*Things to do*:
1. In the notebook excerpt, how many combinations of character sets can be chosen from the four sets, if at least one set must be chosen?
2. Reproduce the rows from the line with "march-box [456, 201, 503, 289]" to the line with "swoosh [545, 99, 677, 173]", including both of those lines.

Python 3 has no such limitations, as most Python 3 versions (>=3.3) support code points up to 0x10FFFF (the maximum possible code point). Since our script is compatible with Python 3, we can run it with the cell magic %%python3 (you may need to install Python 3 on your system):


In [17]:
%%python3
# from __future__ import unicode_literals
import codecs
import unicodedata

def unicode_name(ex):
    """The object `ex` follows the UnicodeError exception format. See:
    https://docs.python.org/2/library/exceptions.html#exceptions.UnicodeError"""
    
    char = ex.object[ex.start:ex.end]
    return "{" + unicodedata.name(char, "unknown") + "}", ex.end

codecs.register_error("name", unicode_name)

def to_ascii(string):
    return string.encode("ascii", errors="name")

print(to_ascii(u"A \U0001F330"))


b'A {CHESTNUT}'

4. Cryptography

1.

Given four sets of characters (lowercase, uppercase, digits, punctuation) there are 15 different combinations of character sets we can choose (assuming we have to choose at least one set). One way to indicate our choice is to use a binary mask, where a number like 0b1010 indicates that we'd like a random password with lowercase letters and digits only. Likewise, the number 0b11 indicates we only want digits and punctuation. Here's one way to implement this securely:


In [18]:
from itertools import compress
import random
import string

char_list = [string.ascii_lowercase, string.ascii_uppercase,
                 string.digits, string.punctuation + " "]

def gen_password(char_no, length):

    # 0b1010 -> [1, 0, 1, 0]
    bitmask = [(char_no >> bit) & 1 for bit in range(3, -1, -1)]

    # apply bitmask to char_list
    chars = "".join(compress(char_list, bitmask))

    # generate a random password
    return "".join(random.SystemRandom().choice(chars) for _ in range(length))

In [19]:
gen_password(0b1010, 20)


Out[19]:
u'thh6a5qtwmize6isxg8t'

In [20]:
gen_password(0b1100, 60)


Out[20]:
u'BSxMqrQWiIqVTxIPqNyFLQJrShobOzKUMhhgMFmvmTQtEJAJBefhrjGGuUHs'

In [21]:
gen_password(0b11, 16)

*Listed entries*:

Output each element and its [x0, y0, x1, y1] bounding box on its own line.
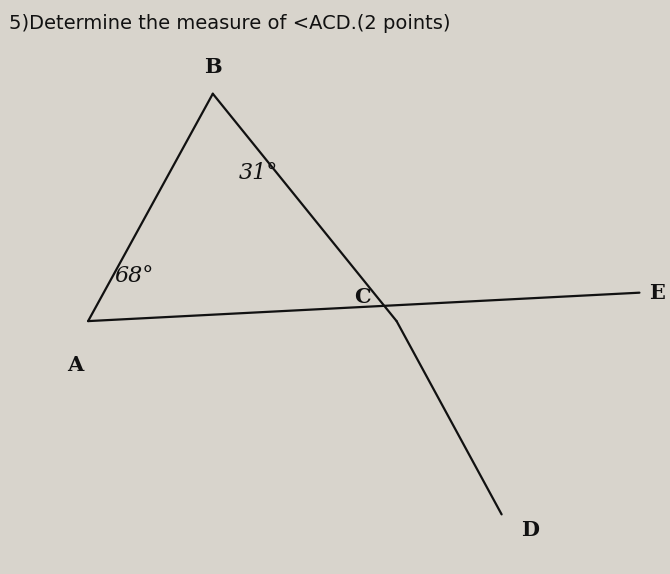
Text: D: D: [521, 520, 539, 540]
Text: A: A: [67, 355, 83, 375]
Text: E: E: [649, 282, 665, 302]
Text: 31°: 31°: [239, 162, 279, 184]
Text: 68°: 68°: [115, 265, 153, 287]
Text: 5)Determine the measure of <ACD.(2 points): 5)Determine the measure of <ACD.(2 point…: [9, 14, 451, 33]
Text: C: C: [354, 287, 371, 307]
Text: B: B: [204, 57, 222, 77]
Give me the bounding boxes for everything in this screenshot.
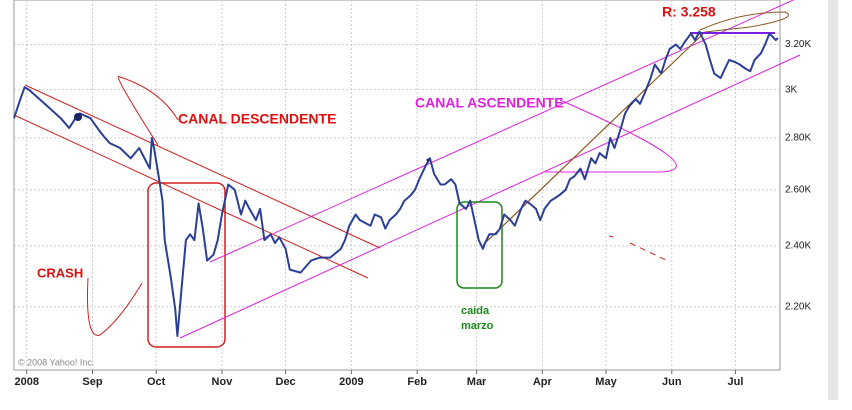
march-box [456, 201, 503, 289]
y-tick-label: 2.60K [785, 184, 811, 195]
x-tick-label: Mar [467, 376, 487, 388]
credit: © 2008 Yahoo! Inc. [18, 357, 94, 367]
x-tick-label: Apr [533, 376, 553, 388]
annotation: CANAL DESCENDENTE [178, 111, 336, 127]
annotation: marzo [461, 320, 494, 332]
x-tick-label: Jul [727, 376, 743, 388]
price-line [13, 30, 779, 337]
x-tick-label: Sep [82, 376, 102, 388]
swoosh [545, 99, 677, 173]
channel-line [209, 0, 795, 263]
y-tick-label: 3.20K [785, 39, 811, 50]
channel-line [179, 54, 801, 339]
y-tick-label: 3K [785, 84, 798, 95]
x-tick-label: May [595, 376, 617, 388]
swoosh [87, 277, 143, 336]
annotation: CANAL ASCENDENTE [415, 95, 564, 111]
x-tick-label: Jun [662, 376, 682, 388]
crash-box [147, 182, 226, 348]
y-tick-label: 2.20K [785, 301, 811, 312]
side-bar [828, 0, 838, 400]
swoosh [117, 75, 179, 146]
dash [608, 235, 614, 238]
x-tick-label: 2009 [339, 376, 363, 388]
swoosh [699, 11, 789, 33]
y-tick-label: 2.80K [785, 133, 811, 144]
plot-area [13, 0, 781, 371]
annotation: R: 3.258 [662, 4, 716, 20]
y-tick-label: 2.40K [785, 241, 811, 252]
x-tick-label: Nov [212, 376, 234, 388]
annotation: CRASH [37, 265, 83, 280]
x-tick-label: 2008 [14, 376, 38, 388]
x-tick-label: Oct [147, 376, 166, 388]
x-tick-label: Feb [407, 376, 427, 388]
dash [629, 242, 671, 263]
channel-line [13, 114, 369, 279]
channel-line [24, 84, 381, 249]
annotation: caida [461, 305, 490, 317]
marker [74, 113, 82, 121]
x-tick-label: Dec [276, 376, 296, 388]
marker [426, 158, 430, 162]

*Answers in order*:
1. 15

2.
march-box [456, 201, 503, 289]
y-tick-label: 2.60K [785, 184, 811, 195]
x-tick-label: Mar [467, 376, 487, 388]
credit: © 2008 Yahoo! Inc. [18, 357, 94, 367]
x-tick-label: Apr [533, 376, 553, 388]
annotation: CANAL DESCENDENTE [178, 111, 336, 127]
annotation: marzo [461, 320, 494, 332]
x-tick-label: Jul [727, 376, 743, 388]
price-line [13, 30, 779, 337]
x-tick-label: Sep [82, 376, 102, 388]
swoosh [545, 99, 677, 173]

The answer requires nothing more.